Convert each line of the material below into an item of a numbered list, omitting any blank lines.

*Exercise input:*
%%

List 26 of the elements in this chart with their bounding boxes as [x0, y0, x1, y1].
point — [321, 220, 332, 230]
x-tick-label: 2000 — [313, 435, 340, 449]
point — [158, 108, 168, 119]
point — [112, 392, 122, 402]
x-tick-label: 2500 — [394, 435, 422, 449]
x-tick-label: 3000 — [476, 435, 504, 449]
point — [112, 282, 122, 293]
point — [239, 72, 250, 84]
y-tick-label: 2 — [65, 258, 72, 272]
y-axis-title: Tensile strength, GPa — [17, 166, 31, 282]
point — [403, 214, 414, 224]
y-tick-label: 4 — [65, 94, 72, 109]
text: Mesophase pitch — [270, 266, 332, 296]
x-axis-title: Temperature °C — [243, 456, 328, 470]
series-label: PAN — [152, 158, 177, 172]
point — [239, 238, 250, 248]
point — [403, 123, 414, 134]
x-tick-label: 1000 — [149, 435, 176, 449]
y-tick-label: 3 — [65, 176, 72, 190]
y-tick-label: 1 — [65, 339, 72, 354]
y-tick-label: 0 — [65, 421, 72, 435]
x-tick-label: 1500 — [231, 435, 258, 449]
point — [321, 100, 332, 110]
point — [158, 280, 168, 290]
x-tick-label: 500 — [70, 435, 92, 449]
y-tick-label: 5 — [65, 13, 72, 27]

%%

*Solution for this exercise:*
1. List 26 of the elements in this chart with their bounding boxes as [x0, y0, x1, y1].
2. point — [321, 220, 332, 230]
3. x-tick-label: 2000 — [313, 435, 340, 449]
4. point — [158, 108, 168, 119]
5. point — [112, 392, 122, 402]
6. x-tick-label: 2500 — [394, 435, 422, 449]
7. x-tick-label: 3000 — [476, 435, 504, 449]
8. point — [112, 282, 122, 293]
9. point — [239, 72, 250, 84]
10. y-tick-label: 2 — [65, 258, 72, 272]
11. y-axis-title: Tensile strength, GPa — [17, 166, 31, 282]
12. point — [403, 214, 414, 224]
13. y-tick-label: 4 — [65, 94, 72, 109]
14. text: Mesophase pitch — [270, 266, 332, 296]
15. x-axis-title: Temperature °C — [243, 456, 328, 470]
16. series-label: PAN — [152, 158, 177, 172]
17. point — [239, 238, 250, 248]
18. point — [403, 123, 414, 134]
19. x-tick-label: 1000 — [149, 435, 176, 449]
20. y-tick-label: 3 — [65, 176, 72, 190]
21. y-tick-label: 1 — [65, 339, 72, 354]
22. y-tick-label: 0 — [65, 421, 72, 435]
23. x-tick-label: 1500 — [231, 435, 258, 449]
24. point — [321, 100, 332, 110]
25. point — [158, 280, 168, 290]
26. x-tick-label: 500 — [70, 435, 92, 449]
27. y-tick-label: 5 — [65, 13, 72, 27]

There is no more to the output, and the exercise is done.